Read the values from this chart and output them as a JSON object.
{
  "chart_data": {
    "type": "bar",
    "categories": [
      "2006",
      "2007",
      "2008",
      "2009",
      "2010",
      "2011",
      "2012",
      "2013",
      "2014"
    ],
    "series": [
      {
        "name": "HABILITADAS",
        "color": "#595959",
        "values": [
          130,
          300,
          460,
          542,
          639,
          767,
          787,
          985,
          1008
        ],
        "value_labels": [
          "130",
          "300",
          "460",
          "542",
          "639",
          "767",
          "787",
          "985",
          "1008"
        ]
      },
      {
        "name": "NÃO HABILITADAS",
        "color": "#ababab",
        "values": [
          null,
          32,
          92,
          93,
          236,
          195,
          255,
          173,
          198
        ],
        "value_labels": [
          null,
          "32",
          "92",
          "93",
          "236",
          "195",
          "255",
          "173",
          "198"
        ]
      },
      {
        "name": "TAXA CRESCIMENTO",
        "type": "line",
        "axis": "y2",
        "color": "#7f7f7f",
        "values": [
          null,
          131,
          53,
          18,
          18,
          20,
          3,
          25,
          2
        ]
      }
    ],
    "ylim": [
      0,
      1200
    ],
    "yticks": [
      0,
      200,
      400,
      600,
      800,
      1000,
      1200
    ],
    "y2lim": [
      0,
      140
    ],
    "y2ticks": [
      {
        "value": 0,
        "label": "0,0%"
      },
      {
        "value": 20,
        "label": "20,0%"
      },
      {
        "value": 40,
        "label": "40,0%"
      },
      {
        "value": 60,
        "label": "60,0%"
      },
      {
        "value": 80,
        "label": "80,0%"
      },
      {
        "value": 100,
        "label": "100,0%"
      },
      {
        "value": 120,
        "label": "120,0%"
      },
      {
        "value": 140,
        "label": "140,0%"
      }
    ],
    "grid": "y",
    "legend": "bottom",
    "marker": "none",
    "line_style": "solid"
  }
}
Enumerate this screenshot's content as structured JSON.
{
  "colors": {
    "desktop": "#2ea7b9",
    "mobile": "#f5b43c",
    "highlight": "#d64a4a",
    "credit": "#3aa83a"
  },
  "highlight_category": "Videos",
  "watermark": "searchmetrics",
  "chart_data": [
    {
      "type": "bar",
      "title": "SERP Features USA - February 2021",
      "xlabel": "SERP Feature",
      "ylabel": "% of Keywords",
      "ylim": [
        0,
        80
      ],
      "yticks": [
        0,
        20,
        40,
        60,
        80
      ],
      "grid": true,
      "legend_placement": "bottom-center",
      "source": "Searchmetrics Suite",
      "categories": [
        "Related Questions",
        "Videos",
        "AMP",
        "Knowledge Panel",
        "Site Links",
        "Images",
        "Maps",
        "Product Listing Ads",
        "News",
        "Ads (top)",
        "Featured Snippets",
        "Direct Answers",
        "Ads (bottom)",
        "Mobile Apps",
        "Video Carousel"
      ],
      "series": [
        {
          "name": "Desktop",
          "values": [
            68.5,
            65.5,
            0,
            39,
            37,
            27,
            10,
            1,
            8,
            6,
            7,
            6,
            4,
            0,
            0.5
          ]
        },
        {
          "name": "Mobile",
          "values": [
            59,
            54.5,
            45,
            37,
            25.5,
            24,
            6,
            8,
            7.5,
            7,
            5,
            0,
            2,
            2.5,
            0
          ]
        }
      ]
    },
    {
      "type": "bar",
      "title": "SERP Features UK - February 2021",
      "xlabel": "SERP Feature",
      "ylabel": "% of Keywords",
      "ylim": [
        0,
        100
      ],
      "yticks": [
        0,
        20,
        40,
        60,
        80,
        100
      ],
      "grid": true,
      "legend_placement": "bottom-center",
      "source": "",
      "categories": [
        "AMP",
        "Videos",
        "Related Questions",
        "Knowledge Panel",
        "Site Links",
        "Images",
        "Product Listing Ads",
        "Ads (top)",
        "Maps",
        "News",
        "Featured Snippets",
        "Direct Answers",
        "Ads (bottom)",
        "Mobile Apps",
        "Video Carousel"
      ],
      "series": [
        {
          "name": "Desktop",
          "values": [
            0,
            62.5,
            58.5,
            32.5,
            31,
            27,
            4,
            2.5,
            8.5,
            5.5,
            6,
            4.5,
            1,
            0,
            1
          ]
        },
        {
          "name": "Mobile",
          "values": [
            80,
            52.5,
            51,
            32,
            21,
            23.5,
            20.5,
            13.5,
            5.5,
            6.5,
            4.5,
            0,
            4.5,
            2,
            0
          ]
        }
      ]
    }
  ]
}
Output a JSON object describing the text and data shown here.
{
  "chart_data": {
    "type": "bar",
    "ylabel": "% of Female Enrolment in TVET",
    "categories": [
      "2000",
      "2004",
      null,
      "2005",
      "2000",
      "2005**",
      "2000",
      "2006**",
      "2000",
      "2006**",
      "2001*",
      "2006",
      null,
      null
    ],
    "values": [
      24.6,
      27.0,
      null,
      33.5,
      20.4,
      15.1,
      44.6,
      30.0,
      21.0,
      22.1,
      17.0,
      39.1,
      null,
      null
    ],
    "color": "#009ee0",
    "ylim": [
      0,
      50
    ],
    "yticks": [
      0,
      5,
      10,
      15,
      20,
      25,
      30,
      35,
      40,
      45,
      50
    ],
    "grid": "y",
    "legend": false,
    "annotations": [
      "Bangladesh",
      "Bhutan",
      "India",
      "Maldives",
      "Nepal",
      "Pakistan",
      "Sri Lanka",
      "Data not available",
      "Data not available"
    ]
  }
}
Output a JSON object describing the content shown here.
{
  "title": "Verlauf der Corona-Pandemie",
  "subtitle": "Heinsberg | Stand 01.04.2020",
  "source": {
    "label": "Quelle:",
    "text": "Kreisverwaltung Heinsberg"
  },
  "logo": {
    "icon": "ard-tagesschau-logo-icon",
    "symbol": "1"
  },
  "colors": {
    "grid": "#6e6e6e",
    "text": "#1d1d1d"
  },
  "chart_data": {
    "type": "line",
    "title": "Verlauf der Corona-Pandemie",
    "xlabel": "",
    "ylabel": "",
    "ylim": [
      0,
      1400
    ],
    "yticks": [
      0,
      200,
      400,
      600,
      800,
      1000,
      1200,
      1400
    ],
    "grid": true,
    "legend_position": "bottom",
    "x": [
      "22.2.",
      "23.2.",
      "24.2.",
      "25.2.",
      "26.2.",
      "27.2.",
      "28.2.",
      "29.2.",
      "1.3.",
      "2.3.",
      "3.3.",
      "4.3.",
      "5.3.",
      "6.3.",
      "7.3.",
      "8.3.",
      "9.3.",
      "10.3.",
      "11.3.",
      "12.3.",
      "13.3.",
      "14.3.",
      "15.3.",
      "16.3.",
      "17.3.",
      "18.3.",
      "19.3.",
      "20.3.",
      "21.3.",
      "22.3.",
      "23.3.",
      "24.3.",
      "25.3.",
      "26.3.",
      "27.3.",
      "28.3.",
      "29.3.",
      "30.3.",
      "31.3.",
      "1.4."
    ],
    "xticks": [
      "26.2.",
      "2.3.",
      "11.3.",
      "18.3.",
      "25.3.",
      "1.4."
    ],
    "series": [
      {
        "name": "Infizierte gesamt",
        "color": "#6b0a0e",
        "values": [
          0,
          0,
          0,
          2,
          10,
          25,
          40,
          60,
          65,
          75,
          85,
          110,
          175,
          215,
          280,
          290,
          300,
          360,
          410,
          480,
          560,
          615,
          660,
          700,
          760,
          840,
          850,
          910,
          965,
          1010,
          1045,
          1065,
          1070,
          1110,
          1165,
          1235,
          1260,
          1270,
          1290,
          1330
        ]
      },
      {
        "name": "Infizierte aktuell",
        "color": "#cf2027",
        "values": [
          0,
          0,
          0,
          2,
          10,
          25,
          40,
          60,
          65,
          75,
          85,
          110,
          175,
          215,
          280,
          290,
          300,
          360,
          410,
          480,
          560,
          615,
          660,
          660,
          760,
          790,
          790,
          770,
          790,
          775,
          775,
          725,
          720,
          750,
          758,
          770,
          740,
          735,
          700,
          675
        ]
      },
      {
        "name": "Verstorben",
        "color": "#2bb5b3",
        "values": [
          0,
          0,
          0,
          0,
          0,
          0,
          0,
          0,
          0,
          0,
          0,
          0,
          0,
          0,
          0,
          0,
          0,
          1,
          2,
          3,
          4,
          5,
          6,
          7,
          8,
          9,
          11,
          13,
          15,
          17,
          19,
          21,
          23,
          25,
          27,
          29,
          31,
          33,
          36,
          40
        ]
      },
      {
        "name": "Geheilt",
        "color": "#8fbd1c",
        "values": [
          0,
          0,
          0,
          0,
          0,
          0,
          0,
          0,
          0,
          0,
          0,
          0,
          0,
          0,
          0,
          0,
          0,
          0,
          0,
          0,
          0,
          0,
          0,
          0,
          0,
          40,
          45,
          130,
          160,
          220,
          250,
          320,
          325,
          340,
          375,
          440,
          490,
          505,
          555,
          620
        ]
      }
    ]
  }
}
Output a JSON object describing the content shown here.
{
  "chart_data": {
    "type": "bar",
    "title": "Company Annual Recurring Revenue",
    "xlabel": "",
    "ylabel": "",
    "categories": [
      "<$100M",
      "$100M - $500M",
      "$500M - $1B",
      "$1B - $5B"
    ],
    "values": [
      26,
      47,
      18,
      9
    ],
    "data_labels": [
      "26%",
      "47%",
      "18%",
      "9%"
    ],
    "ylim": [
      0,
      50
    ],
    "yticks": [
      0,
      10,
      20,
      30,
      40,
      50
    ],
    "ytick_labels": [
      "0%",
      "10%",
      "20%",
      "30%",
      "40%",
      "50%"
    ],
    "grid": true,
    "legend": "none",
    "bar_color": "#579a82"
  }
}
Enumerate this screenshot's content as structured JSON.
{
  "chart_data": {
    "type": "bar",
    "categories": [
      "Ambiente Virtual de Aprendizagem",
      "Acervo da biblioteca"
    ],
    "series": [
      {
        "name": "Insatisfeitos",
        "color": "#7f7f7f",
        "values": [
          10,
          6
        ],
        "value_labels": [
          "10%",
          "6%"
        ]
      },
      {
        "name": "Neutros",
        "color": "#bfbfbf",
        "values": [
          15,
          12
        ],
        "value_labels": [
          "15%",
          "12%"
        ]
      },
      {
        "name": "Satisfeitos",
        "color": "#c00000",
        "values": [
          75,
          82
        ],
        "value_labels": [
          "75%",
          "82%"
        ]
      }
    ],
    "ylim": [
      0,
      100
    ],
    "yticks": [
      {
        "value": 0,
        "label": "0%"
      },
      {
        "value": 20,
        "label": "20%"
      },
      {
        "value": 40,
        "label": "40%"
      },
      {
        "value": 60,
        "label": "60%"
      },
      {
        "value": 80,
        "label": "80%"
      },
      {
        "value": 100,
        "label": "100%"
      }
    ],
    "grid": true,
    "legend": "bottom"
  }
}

◇ ◇ ◇ ◇

§ **The task**
Look over the listing above. Pick out and copy every line that includes "February".

§ **Reply**
      "title": "SERP Features USA - February 2021",
      "title": "SERP Features UK - February 2021",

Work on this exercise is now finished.